#### TEXT:
———

Wednesday, July 25, 2012

I Think It's About Forgiveness


“There are people in your life who’ve come and gone,
They let you down, you know they hurt your pride.
You better put it all behind you; life goes on
You keep carrying that anger; it’ll eat you up inside.”
Don Henley, “The Heart of the Matter
One of the hardest parts of life, I believe, is learning to forgive. But it is also one of the greatest gifts that you can give -- to yourself. 

There’s that friend from high school who turned out not to be the best friend you thought she was, who when it came down to it, was more interested in her own well-being than in yours. There’s your mother who didn’t treat you the way you thought you deserved to be treated, who didn’t give you the respect you thought you had coming to you, whether or not you had earned it. There’s the uncle-in-law who looked down his nose at you, as if you were poor white trash, who diminished you with his contempt. There’s the husband who decided he didn’t want to share his life with you anymore, and the son who blamed you for all the things that are wrong in his world. If you just hadn’t moved him around so much he would be a better person.

Lying in bed at night, letting these things simmer, keeping you from sleep, wishing you could have those moments back. Oh, the things you could say to all these people, now that you have had the time to think it over, formulate the great comeback, the tear-down, the thing that would make them see how wrong they are to have done the things they have done to you, or said about you, or assumed about you, or attributed to you.

But then maybe there comes a time when you are able to take a step back, to look more deeply into the resentment, or just plain anger, that you feel, when you are able to see into another person, and realize that your mother wasn’t able to love you like you thought she should, that it just wasn’t in her to, that she did the best she could with what she had. Or you see that the friendship was only in your eyes not the other person’s, that it was your misconception of the relationship between you, and that people are fallible, often dishonest, and most of the time, self-serving. It’s easier for most people to shift blame away from themselves, but shifting that blame sometimes leaves a nasty void.

For me there came a time, a restless, sleepless night, when I was pouring back over the disappointments in my life, the trust I gave away, trust I felt had been betrayed. I was lamenting over the loss of so many years in a marriage that had fallen apart. It was oh woe is me, and how could he do that to me, and I gave him everything, and I didn’t deserve this. And maybe all of that was partly true, but there were also some deeper truths that I was having a hard time digging down to. I was focused on his shortcomings, trying to reason the whole thing along, how he had always been selfish, had given up on our life, had taken away the security I thought I had earned. And maybe it was that word “security” that finally opened a door.

———

#### DATA SEGMENT:
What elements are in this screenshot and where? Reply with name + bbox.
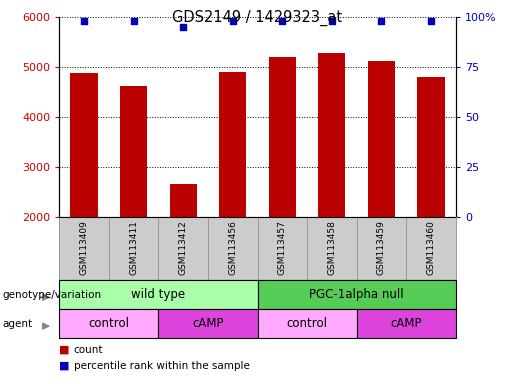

———

#### WRITTEN PROBLEM:
Which song's lyrics open the post about forgiveness?

#### COMPLETE OUTPUT:
"The Heart of the Matter" by Don Henley